Saved entries:
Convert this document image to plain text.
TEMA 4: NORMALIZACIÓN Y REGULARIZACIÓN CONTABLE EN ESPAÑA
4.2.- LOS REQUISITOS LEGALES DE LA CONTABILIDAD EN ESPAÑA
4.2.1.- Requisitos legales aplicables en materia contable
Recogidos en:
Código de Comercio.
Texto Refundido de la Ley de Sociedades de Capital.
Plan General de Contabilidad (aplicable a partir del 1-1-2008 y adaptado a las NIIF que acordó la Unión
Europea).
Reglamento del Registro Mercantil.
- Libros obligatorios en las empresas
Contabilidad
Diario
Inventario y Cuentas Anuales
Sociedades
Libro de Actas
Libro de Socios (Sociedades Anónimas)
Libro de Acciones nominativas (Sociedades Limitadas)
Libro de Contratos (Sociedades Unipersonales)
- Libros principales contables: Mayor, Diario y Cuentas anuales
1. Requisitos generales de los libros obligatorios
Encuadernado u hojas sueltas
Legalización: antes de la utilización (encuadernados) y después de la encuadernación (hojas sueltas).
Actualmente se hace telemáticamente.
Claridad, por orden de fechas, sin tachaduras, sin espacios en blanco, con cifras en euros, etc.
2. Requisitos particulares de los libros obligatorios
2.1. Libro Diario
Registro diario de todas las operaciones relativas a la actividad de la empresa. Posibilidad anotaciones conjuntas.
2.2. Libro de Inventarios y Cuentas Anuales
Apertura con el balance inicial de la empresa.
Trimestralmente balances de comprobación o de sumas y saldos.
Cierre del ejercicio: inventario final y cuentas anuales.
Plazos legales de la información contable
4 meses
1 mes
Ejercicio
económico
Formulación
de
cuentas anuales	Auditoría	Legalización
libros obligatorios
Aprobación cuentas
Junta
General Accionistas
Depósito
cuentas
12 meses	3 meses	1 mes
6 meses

What is expected -
Each line of the listing above should be output exactly.

Response for this exercise -
Convert this document image to plain text.
TEMA 4: NORMALIZACIÓN Y REGULARIZACIÓN CONTABLE EN ESPAÑA
4.2.- LOS REQUISITOS LEGALES DE LA CONTABILIDAD EN ESPAÑA
4.2.1.- Requisitos legales aplicables en materia contable
Recogidos en:
Código de Comercio.
Texto Refundido de la Ley de Sociedades de Capital.
Plan General de Contabilidad (aplicable a partir del 1-1-2008 y adaptado a las NIIF que acordó la Unión
Europea).
Reglamento del Registro Mercantil.
- Libros obligatorios en las empresas
Contabilidad
Diario
Inventario y Cuentas Anuales
Sociedades
Libro de Actas
Libro de Socios (Sociedades Anónimas)
Libro de Acciones nominativas (Sociedades Limitadas)
Libro de Contratos (Sociedades Unipersonales)
- Libros principales contables: Mayor, Diario y Cuentas anuales
1. Requisitos generales de los libros obligatorios
Encuadernado u hojas sueltas
Legalización: antes de la utilización (encuadernados) y después de la encuadernación (hojas sueltas).
Actualmente se hace telemáticamente.
Claridad, por orden de fechas, sin tachaduras, sin espacios en blanco, con cifras en euros, etc.
2. Requisitos particulares de los libros obligatorios
2.1. Libro Diario
Registro diario de todas las operaciones relativas a la actividad de la empresa. Posibilidad anotaciones conjuntas.
2.2. Libro de Inventarios y Cuentas Anuales
Apertura con el balance inicial de la empresa.
Trimestralmente balances de comprobación o de sumas y saldos.
Cierre del ejercicio: inventario final y cuentas anuales.
Plazos legales de la información contable
4 meses
1 mes
Ejercicio
económico
Formulación
de
cuentas anuales	Auditoría	Legalización
libros obligatorios
Aprobación cuentas
Junta
General Accionistas
Depósito
cuentas
12 meses	3 meses	1 mes
6 meses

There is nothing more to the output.